■ **Task instructions**
Pull out all lines from the listing below in which the word "March" appears.

Dataset rows

..............................

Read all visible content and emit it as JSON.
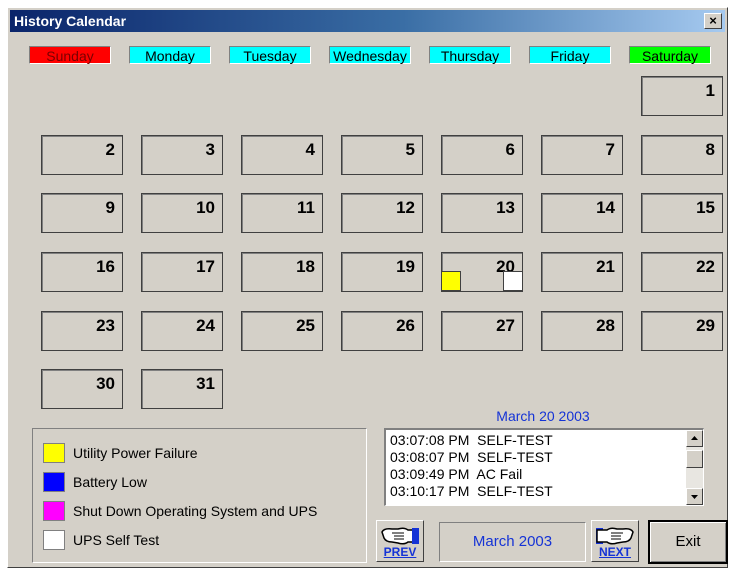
{
  "window": {
    "title": "History Calendar",
    "close_label": "×"
  },
  "weekdays": [
    {
      "label": "Sunday",
      "bg": "#ff0000",
      "fg": "#7a0000"
    },
    {
      "label": "Monday",
      "bg": "#00ffff",
      "fg": "#000000"
    },
    {
      "label": "Tuesday",
      "bg": "#00ffff",
      "fg": "#000000"
    },
    {
      "label": "Wednesday",
      "bg": "#00ffff",
      "fg": "#000000"
    },
    {
      "label": "Thursday",
      "bg": "#00ffff",
      "fg": "#000000"
    },
    {
      "label": "Friday",
      "bg": "#00ffff",
      "fg": "#000000"
    },
    {
      "label": "Saturday",
      "bg": "#00ff00",
      "fg": "#000000"
    }
  ],
  "calendar": {
    "month_label": "March 2003",
    "first_weekday": 6,
    "days_in_month": 31,
    "days": [
      "1",
      "2",
      "3",
      "4",
      "5",
      "6",
      "7",
      "8",
      "9",
      "10",
      "11",
      "12",
      "13",
      "14",
      "15",
      "16",
      "17",
      "18",
      "19",
      "20",
      "21",
      "22",
      "23",
      "24",
      "25",
      "26",
      "27",
      "28",
      "29",
      "30",
      "31"
    ],
    "events": [
      {
        "day": 20,
        "types": [
          "utility_power_failure",
          "ups_self_test"
        ]
      }
    ]
  },
  "legend": [
    {
      "key": "utility_power_failure",
      "label": "Utility Power Failure",
      "color": "#ffff00"
    },
    {
      "key": "battery_low",
      "label": "Battery Low",
      "color": "#0000ff"
    },
    {
      "key": "shutdown",
      "label": "Shut Down Operating System and UPS",
      "color": "#ff00ff"
    },
    {
      "key": "ups_self_test",
      "label": "UPS Self Test",
      "color": "#ffffff"
    }
  ],
  "log": {
    "selected_date": "March 20 2003",
    "entries": [
      "03:07:08 PM  SELF-TEST",
      "03:08:07 PM  SELF-TEST",
      "03:09:49 PM  AC Fail",
      "03:10:17 PM  SELF-TEST"
    ]
  },
  "nav": {
    "prev_label": "PREV",
    "next_label": "NEXT",
    "exit_label": "Exit",
    "prev_icon": "pointing-hand-left-icon",
    "next_icon": "pointing-hand-right-icon"
  }
}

..............................

■ **Answer to the task**
    "month_label": "March 2003",
    "selected_date": "March 20 2003",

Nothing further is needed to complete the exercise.